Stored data
______________________________
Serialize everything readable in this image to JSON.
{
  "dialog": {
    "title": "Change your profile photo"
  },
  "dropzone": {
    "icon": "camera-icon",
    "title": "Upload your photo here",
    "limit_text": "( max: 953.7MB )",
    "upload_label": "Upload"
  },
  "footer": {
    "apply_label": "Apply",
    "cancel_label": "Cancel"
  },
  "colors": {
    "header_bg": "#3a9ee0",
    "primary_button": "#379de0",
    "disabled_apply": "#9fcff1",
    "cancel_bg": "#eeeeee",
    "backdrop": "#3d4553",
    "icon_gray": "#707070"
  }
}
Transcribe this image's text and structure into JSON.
______________________________
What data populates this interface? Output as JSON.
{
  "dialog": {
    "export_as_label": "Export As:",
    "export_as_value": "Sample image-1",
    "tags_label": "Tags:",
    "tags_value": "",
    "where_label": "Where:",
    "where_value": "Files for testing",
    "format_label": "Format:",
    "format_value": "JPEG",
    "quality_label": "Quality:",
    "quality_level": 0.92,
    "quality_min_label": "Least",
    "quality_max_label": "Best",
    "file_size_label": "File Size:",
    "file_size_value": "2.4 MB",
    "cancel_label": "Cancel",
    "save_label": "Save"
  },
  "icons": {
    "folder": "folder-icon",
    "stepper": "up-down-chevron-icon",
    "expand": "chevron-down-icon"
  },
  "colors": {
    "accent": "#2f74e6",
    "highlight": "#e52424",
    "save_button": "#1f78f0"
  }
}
______________________________
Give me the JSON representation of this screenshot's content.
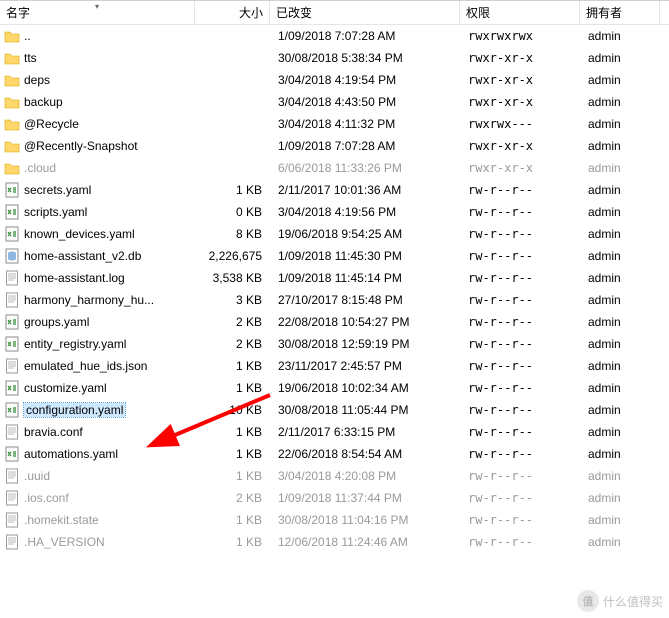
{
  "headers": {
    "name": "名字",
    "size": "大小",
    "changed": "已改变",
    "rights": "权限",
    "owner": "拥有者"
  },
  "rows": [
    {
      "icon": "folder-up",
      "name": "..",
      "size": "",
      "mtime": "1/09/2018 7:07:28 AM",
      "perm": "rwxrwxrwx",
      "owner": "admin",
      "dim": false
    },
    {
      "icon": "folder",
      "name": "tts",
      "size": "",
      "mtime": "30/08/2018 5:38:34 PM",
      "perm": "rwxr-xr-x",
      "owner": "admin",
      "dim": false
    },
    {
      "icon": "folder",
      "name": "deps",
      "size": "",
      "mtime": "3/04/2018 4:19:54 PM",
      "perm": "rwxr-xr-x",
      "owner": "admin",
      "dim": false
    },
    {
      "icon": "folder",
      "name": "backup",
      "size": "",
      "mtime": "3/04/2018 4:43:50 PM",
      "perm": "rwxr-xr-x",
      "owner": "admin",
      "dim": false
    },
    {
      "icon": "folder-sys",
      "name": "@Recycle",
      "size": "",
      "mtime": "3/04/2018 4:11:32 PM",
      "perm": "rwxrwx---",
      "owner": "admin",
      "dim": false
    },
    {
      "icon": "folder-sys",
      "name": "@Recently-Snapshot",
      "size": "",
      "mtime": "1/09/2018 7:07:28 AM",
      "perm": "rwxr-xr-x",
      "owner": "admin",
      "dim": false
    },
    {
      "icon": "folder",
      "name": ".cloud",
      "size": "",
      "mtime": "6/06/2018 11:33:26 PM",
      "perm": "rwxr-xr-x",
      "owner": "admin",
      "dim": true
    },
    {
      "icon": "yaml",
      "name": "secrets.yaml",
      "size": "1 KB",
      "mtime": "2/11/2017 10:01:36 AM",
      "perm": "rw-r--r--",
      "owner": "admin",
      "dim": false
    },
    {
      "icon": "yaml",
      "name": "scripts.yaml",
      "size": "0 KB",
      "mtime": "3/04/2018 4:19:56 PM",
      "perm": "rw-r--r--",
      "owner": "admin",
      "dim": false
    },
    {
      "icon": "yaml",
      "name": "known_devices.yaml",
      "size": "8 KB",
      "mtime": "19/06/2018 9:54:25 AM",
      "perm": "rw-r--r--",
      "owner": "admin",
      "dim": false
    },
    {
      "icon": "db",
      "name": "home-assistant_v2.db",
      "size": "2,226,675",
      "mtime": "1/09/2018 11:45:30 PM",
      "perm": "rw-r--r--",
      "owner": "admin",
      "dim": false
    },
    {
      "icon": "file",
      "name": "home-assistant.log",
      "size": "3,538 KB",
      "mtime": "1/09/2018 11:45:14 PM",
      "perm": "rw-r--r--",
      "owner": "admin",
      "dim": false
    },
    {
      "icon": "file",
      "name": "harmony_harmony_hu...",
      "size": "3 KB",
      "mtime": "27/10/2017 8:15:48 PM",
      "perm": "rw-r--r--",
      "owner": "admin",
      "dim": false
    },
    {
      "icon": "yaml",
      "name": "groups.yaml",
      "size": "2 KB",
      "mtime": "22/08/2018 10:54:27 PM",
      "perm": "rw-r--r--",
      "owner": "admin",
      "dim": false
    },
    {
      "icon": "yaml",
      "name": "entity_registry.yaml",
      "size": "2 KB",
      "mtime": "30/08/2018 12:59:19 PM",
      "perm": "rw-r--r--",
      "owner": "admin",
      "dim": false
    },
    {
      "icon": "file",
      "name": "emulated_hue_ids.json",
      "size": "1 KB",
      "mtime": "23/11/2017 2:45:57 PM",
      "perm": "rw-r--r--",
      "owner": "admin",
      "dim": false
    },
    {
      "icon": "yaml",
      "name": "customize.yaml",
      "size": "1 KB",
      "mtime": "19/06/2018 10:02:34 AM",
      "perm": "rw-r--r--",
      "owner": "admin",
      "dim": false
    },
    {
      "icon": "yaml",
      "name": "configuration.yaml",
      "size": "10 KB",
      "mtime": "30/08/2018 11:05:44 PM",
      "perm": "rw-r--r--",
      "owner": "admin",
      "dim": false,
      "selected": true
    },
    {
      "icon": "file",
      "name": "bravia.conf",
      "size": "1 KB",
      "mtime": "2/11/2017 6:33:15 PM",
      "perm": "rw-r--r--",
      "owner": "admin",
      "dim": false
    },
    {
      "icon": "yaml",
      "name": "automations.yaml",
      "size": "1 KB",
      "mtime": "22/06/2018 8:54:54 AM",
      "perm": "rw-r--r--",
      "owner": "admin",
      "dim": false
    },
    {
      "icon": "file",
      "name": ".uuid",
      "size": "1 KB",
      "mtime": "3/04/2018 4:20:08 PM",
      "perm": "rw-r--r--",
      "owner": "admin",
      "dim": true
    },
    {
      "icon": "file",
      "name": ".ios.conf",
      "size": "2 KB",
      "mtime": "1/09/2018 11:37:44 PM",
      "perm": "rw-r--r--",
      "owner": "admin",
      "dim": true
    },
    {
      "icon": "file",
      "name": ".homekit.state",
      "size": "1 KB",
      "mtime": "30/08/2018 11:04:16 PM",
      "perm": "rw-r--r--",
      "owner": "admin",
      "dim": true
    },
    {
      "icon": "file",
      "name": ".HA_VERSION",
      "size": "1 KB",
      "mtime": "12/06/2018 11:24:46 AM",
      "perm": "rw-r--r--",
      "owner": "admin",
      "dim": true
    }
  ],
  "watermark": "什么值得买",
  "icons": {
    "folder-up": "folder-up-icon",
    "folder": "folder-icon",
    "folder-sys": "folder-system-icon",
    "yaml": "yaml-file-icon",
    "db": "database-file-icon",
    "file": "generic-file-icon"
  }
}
______________________________
→ Given task: Reproduce verbatim the lines above, from the line with "Serialize everything readable" through the line with "Transcribe this image's".

→ Correct answer:
Serialize everything readable in this image to JSON.
{
  "dialog": {
    "title": "Change your profile photo"
  },
  "dropzone": {
    "icon": "camera-icon",
    "title": "Upload your photo here",
    "limit_text": "( max: 953.7MB )",
    "upload_label": "Upload"
  },
  "footer": {
    "apply_label": "Apply",
    "cancel_label": "Cancel"
  },
  "colors": {
    "header_bg": "#3a9ee0",
    "primary_button": "#379de0",
    "disabled_apply": "#9fcff1",
    "cancel_bg": "#eeeeee",
    "backdrop": "#3d4553",
    "icon_gray": "#707070"
  }
}
Transcribe this image's text and structure into JSON.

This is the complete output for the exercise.